**WHAT TO WORK ON:**
Collect every line below that contains the word "через".

___ EXTRACTED ENTRIES ___

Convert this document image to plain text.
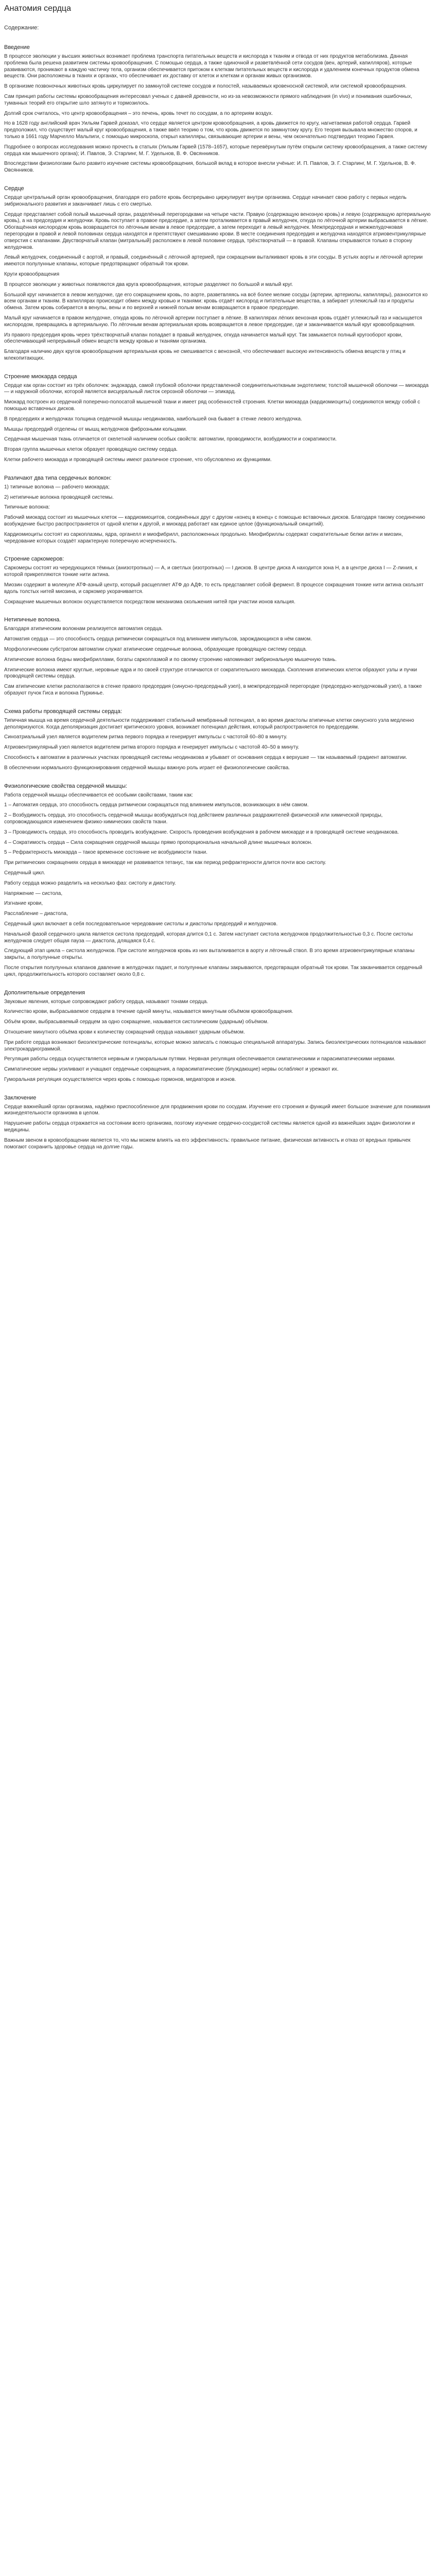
Анатомия сердца
Содержание:
Введение

В процессе эволюции у высших животных возникает проблема транспорта питательных веществ и кислорода к тканям и отвода от них продуктов метаболизма. Данная проблема была решена развитием системы кровообращения. С помощью сердца, а также одиночной и разветвлённой сети сосудов (вен, артерий, капилляров), которые развиваются, проникают в каждую частичку тела, организм обеспечивается притоком к клеткам питательных веществ и кислорода и удалением конечных продуктов обмена веществ. Они расположены в тканях и органах, что обеспечивает их доставку от клеток и клеткам и органам живых организмов.

В организме позвоночных животных кровь циркулирует по замкнутой системе сосудов и полостей, называемых кровеносной системой, или системой кровообращения.

Сам принцип работы системы кровообращения интересовал ученых с давней древности, но из-за невозможности прямого наблюдения (in vivo) и понимания ошибочных, туманных теорий его открытие шло затянуто и тормозилось.

Долгий срок считалось, что центр кровообращения – это печень, кровь течет по сосудам, а по артериям воздух.

Но в 1628 году английский врач Уильям Гарвей доказал, что сердце является центром кровообращения, а кровь движется по кругу, нагнетаемая работой сердца. Гарвей предположил, что существует малый круг кровообращения, а также ввёл теорию о том, что кровь движется по замкнутому кругу. Его теория вызывала множество споров, и только в 1661 году Марчелло Мальпиги, с помощью микроскопа, открыл капилляры, связывающие артерии и вены, чем окончательно подтвердил теорию Гарвея.

Подробнее о вопросах исследования можно прочесть в статьях (Уильям Гарвей (1578–1657), которые перевёрнутым путём открыли систему кровообращения, а также систему сердца как мышечного органа); И. Павлов, Э. Старлинг, М. Г. Удельнов, В. Ф. Овсянников.

Впоследствии физиологами было развито изучение системы кровообращения, большой вклад в которое внесли учёные: И. П. Павлов, Э. Г. Старлинг, М. Г. Удельнов, В. Ф. Овсянников.

Сердце

Сердце центральный орган кровообращения, благодаря его работе кровь беспрерывно циркулирует внутри организма. Сердце начинает свою работу с первых недель эмбрионального развития и заканчивает лишь с его смертью.

Сердце представляет собой полый мышечный орган, разделённый перегородками на четыре части. Правую (содержащую венозную кровь) и левую (содержащую артериальную кровь), а на предсердия и желудочки. Кровь поступает в правое предсердие, а затем проталкивается в правый желудочек, откуда по лёгочной артерии выбрасывается в лёгкие. Обогащённая кислородом кровь возвращается по лёгочным венам в левое предсердие, а затем переходит в левый желудочек. Межпредсердная и межжелудочковая перегородки в правой и левой половинах сердца находятся и препятствуют смешиванию крови. В месте соединения предсердия и желудочка находятся атриовентрикулярные отверстия с клапанами. Двустворчатый клапан (митральный) расположен в левой половине сердца, трёхстворчатый — в правой. Клапаны открываются только в сторону желудочков.

Левый желудочек, соединенный с аортой, и правый, соединённый с лёгочной артерией, при сокращении выталкивают кровь в эти сосуды. В устьях аорты и лёгочной артерии имеются полулунные клапаны, которые предотвращают обратный ток крови.

Круги кровообращения

В процессе эволюции у животных появляются два круга кровообращения, которые разделяют по большой и малый круг.

Большой круг начинается в левом желудочке, где его сокращением кровь, по аорте, разветвляясь на всё более мелкие сосуды (артерии, артериолы, капилляры), разносится ко всем органам и тканям. В капиллярах происходит обмен между кровью и тканями: кровь отдаёт кислород и питательные вещества, а забирает углекислый газ и продукты обмена. Затем кровь собирается в венулы, вены и по верхней и нижней полым венам возвращается в правое предсердие.

Малый круг начинается в правом желудочке, откуда кровь по лёгочной артерии поступает в лёгкие. В капиллярах лёгких венозная кровь отдаёт углекислый газ и насыщается кислородом, превращаясь в артериальную. По лёгочным венам артериальная кровь возвращается в левое предсердие, где и заканчивается малый круг кровообращения.

Из правого предсердия кровь через трёхстворчатый клапан попадает в правый желудочек, откуда начинается малый круг. Так замыкается полный кругооборот крови, обеспечивающий непрерывный обмен веществ между кровью и тканями организма.

Благодаря наличию двух кругов кровообращения артериальная кровь не смешивается с венозной, что обеспечивает высокую интенсивность обмена веществ у птиц и млекопитающих.

Строение миокарда сердца

Сердце как орган состоит из трёх оболочек: эндокарда, самой глубокой оболочки представленной соединительнотканым эндотелием; толстой мышечной оболочки — миокарда — и наружной оболочки, которой является висцеральный листок серозной оболочки — эпикард.

Миокард построен из сердечной поперечно-полосатой мышечной ткани и имеет ряд особенностей строения. Клетки миокарда (кардиомиоциты) соединяются между собой с помощью вставочных дисков.

В предсердиях и желудочках толщина сердечной мышцы неодинакова, наибольшей она бывает в стенке левого желудочка.

Мышцы предсердий отделены от мышц желудочков фиброзными кольцами.

Сердечная мышечная ткань отличается от скелетной наличием особых свойств: автоматии, проводимости, возбудимости и сократимости.

Вторая группа мышечных клеток образует проводящую систему сердца.

Клетки рабочего миокарда и проводящей системы имеют различное строение, что обусловлено их функциями.

Различают два типа сердечных волокон:

1) типичные волокна — рабочего миокарда;

2) нетипичные волокна проводящей системы.

Типичные волокна:

Рабочий миокард состоит из мышечных клеток — кардиомиоцитов, соединённых друг с другом «конец в конец» с помощью вставочных дисков. Благодаря такому соединению возбуждение быстро распространяется от одной клетки к другой, и миокард работает как единое целое (функциональный синцитий).

Кардиомиоциты состоят из саркоплазмы, ядра, органелл и миофибрилл, расположенных продольно. Миофибриллы содержат сократительные белки актин и миозин, чередование которых создаёт характерную поперечную исчерченность.

Строение саркомеров:

Саркомеры состоят из чередующихся тёмных (анизотропных) — А, и светлых (изотропных) — I дисков. В центре диска А находится зона Н, а в центре диска I — Z-линия, к которой прикрепляются тонкие нити актина.

Миозин содержит в молекуле АТФ-азный центр, который расщепляет АТФ до АДФ, то есть представляет собой фермент. В процессе сокращения тонкие нити актина скользят вдоль толстых нитей миозина, и саркомер укорачивается.

Сокращение мышечных волокон осуществляется посредством механизма скольжения нитей при участии ионов кальция.

Нетипичные волокна.

Благодаря атипическим волокнам реализуется автоматия сердца.

Автоматия сердца — это способность сердца ритмически сокращаться под влиянием импульсов, зарождающихся в нём самом.

Морфологическим субстратом автоматии служат атипические сердечные волокна, образующие проводящую систему сердца.

Атипические волокна бедны миофибриллами, богаты саркоплазмой и по своему строению напоминают эмбриональную мышечную ткань.

Атипические волокна имеют круглые, неровные ядра и по своей структуре отличаются от сократительного миокарда. Скопления атипических клеток образуют узлы и пучки проводящей системы сердца.

Сам атипические клетки располагаются в стенке правого предсердия (синусно-предсердный узел), в межпредсердной перегородке (предсердно-желудочковый узел), а также образуют пучок Гиса и волокна Пуркинье.

Схема работы проводящей системы сердца:

Типичная мышца на время сердечной деятельности поддерживает стабильный мембранный потенциал, а во время диастолы атипичные клетки синусного узла медленно деполяризуются. Когда деполяризация достигает критического уровня, возникает потенциал действия, который распространяется по предсердиям.

Синоатриальный узел является водителем ритма первого порядка и генерирует импульсы с частотой 60–80 в минуту.

Атриовентрикулярный узел является водителем ритма второго порядка и генерирует импульсы с частотой 40–50 в минуту.

Способность к автоматии в различных участках проводящей системы неодинакова и убывает от основания сердца к верхушке — так называемый градиент автоматии.

В обеспечении нормального функционирования сердечной мышцы важную роль играет её физиологические свойства.

Физиологические свойства сердечной мышцы:

Работа сердечной мышцы обеспечивается её особыми свойствами, таким как:

1 – Автоматия сердца, это способность сердца ритмически сокращаться под влиянием импульсов, возникающих в нём самом.

2 – Возбудимость сердца, это способность сердечной мышцы возбуждаться под действием различных раздражителей физической или химической природы, сопровождающаяся изменением физико-химических свойств ткани.

3 – Проводимость сердца, это способность проводить возбуждение. Скорость проведения возбуждения в рабочем миокарде и в проводящей системе неодинакова.

4 – Сократимость сердца – Сила сокращения сердечной мышцы прямо пропорциональна начальной длине мышечных волокон.

5 – Рефрактерность миокарда – такое временное состояние не возбудимости ткани.

При ритмических сокращениях сердца в миокарде не развивается тетанус, так как период рефрактерности длится почти всю систолу.

Сердечный цикл.

Работу сердца можно разделить на несколько фаз: систолу и диастолу.

Напряжение — систола,

Изгнание крови,

Расслабление – диастола,

Сердечный цикл включает в себя последовательное чередование систолы и диастолы предсердий и желудочков.

Начальной фазой сердечного цикла является систола предсердий, которая длится 0,1 с. Затем наступает систола желудочков продолжительностью 0,3 с. После систолы желудочков следует общая пауза — диастола, длящаяся 0,4 с.

Следующий этап цикла – систола желудочков. При систоле желудочков кровь из них выталкивается в аорту и лёгочный ствол. В это время атриовентрикулярные клапаны закрыты, а полулунные открыты.

После открытия полулунных клапанов давление в желудочках падает, и полулунные клапаны закрываются, предотвращая обратный ток крови. Так заканчивается сердечный цикл, продолжительность которого составляет около 0,8 с.

Дополнительные определения

Звуковые явления, которые сопровождают работу сердца, называют тонами сердца.

Количество крови, выбрасываемое сердцем в течение одной минуты, называется минутным объёмом кровообращения.

Объём крови, выбрасываемый сердцем за одно сокращение, называется систолическим (ударным) объёмом.

Отношение минутного объёма крови к количеству сокращений сердца называют ударным объёмом.

При работе сердца возникают биоэлектрические потенциалы, которые можно записать с помощью специальной аппаратуры. Запись биоэлектрических потенциалов называют электрокардиограммой.

Регуляция работы сердца осуществляется нервным и гуморальным путями. Нервная регуляция обеспечивается симпатическими и парасимпатическими нервами.

Симпатические нервы усиливают и учащают сердечные сокращения, а парасимпатические (блуждающие) нервы ослабляют и урежают их.

Гуморальная регуляция осуществляется через кровь с помощью гормонов, медиаторов и ионов.

Заключение

Сердце важнейший орган организма, надёжно приспособленное для продвижения крови по сосудам. Изучение его строения и функций имеет большое значение для понимания жизнедеятельности организма в целом.

Нарушение работы сердца отражается на состоянии всего организма, поэтому изучение сердечно-сосудистой системы является одной из важнейших задач физиологии и медицины.

Важным звеном в кровообращении является то, что мы можем влиять на его эффективность: правильное питание, физическая активность и отказ от вредных привычек помогают сохранить здоровье сердца на долгие годы.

___

**OUTPUT OF THE EXERCISE:**
Из правого предсердия кровь через трёхстворчатый клапан попадает в правый желудочек, откуда начинается малый круг. Так замыкается полный кругооборот крови, обеспечивающий непрерывный обмен веществ между кровью и тканями организма.
Гуморальная регуляция осуществляется через кровь с помощью гормонов, медиаторов и ионов.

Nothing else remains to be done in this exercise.